Aim
Assemble all lines in which the string "JSON" appears.

--- Start Records to process ---

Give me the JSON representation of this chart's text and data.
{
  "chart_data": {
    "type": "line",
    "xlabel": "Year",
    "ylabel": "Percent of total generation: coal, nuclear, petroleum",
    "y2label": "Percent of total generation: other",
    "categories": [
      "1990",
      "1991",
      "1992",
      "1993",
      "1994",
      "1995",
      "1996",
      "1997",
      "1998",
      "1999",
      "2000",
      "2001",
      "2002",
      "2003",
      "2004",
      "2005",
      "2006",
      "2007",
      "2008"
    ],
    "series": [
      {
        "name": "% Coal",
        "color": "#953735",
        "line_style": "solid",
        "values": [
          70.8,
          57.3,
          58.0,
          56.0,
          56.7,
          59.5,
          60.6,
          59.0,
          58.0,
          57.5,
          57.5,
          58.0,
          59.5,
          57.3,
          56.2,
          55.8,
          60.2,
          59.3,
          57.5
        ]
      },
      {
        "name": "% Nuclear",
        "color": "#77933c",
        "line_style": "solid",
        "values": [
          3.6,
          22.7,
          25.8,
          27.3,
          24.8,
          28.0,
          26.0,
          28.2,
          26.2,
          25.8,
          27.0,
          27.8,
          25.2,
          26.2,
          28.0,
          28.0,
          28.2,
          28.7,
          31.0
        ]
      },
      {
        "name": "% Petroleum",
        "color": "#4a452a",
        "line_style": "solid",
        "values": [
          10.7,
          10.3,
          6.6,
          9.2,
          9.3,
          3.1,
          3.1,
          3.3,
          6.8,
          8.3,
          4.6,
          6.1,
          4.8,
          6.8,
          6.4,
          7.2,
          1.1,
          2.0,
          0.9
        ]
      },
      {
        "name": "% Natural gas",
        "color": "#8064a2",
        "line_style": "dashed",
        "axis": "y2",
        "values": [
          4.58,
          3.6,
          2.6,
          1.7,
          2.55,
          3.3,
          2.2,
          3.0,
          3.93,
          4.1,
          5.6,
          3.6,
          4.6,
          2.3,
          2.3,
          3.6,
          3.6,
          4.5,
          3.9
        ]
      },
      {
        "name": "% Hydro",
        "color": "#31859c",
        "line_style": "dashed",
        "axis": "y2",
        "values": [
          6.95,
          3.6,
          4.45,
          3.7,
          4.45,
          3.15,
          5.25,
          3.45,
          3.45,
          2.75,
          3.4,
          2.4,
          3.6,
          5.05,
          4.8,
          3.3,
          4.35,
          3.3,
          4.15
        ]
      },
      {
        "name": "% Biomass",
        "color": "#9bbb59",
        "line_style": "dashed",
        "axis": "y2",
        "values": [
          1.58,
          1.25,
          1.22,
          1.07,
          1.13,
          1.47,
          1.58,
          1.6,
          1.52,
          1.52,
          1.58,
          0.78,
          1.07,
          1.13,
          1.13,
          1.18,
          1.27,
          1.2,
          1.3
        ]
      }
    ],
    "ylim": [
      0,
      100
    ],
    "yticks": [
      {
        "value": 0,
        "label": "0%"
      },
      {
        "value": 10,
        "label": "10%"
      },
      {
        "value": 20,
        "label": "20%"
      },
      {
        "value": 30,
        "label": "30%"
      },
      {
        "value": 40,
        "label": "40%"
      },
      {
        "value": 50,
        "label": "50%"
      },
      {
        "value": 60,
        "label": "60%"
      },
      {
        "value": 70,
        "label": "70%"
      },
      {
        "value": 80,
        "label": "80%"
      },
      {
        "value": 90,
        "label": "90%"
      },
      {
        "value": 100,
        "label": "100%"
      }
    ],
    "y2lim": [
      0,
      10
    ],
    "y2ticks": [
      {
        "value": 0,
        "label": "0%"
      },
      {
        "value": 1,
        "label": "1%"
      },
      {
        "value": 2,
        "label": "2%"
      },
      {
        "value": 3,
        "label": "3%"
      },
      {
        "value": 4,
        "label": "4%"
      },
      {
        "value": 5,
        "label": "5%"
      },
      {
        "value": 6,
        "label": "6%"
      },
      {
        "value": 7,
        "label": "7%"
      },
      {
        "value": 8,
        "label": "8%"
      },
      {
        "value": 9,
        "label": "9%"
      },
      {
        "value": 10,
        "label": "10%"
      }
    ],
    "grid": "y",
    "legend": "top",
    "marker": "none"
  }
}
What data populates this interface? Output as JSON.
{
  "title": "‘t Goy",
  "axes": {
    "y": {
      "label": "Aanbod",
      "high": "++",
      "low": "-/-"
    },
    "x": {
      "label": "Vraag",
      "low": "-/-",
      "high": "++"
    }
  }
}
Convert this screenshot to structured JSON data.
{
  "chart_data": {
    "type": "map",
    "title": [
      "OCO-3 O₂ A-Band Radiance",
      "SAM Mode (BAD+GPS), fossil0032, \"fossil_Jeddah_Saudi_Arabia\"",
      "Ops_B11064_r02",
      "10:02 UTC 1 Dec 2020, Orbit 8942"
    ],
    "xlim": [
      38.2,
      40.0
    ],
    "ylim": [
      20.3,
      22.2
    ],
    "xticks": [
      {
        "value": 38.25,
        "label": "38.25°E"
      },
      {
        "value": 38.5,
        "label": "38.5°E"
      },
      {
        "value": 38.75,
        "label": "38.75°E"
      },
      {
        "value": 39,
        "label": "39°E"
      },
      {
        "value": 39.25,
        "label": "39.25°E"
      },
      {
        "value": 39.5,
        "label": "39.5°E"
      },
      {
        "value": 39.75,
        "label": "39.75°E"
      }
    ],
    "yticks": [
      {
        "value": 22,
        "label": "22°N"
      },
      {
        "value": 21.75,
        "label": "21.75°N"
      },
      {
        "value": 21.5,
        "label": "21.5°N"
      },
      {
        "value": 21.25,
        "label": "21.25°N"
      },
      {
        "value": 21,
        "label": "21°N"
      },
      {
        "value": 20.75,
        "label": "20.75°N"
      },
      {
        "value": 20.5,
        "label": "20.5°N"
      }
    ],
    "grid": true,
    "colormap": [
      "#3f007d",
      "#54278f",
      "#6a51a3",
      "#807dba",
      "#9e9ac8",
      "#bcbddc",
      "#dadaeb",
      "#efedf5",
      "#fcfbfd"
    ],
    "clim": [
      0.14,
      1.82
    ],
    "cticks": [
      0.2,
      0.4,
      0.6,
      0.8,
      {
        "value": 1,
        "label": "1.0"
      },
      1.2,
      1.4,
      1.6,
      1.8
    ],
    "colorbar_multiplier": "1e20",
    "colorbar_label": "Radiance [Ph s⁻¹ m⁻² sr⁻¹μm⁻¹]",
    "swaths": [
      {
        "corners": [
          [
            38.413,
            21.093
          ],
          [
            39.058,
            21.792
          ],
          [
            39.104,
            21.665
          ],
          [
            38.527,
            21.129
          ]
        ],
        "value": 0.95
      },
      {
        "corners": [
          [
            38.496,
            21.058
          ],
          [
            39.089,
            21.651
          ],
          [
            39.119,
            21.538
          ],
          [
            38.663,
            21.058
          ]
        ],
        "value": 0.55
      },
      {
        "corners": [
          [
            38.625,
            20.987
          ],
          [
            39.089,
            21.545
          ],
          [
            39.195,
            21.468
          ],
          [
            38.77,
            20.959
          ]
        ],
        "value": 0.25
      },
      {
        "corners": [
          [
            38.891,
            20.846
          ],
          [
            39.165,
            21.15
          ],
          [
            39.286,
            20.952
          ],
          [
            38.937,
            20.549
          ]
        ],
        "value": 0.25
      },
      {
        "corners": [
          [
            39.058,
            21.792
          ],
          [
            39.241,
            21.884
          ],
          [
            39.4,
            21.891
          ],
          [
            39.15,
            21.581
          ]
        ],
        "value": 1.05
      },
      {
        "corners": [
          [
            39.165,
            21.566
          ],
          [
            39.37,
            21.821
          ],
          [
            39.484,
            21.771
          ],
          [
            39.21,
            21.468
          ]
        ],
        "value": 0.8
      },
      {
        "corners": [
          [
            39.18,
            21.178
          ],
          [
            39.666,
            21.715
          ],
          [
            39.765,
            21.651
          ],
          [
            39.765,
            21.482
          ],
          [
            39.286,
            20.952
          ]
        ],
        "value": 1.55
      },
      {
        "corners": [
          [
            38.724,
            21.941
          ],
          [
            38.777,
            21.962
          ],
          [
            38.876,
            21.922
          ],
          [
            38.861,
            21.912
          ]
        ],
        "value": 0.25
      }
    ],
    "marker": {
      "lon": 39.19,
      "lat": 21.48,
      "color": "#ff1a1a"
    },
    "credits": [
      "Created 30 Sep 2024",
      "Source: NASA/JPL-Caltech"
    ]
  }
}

--- End Records to process ---

Solution to this exercise
Give me the JSON representation of this chart's text and data.
What data populates this interface? Output as JSON.
Convert this screenshot to structured JSON data.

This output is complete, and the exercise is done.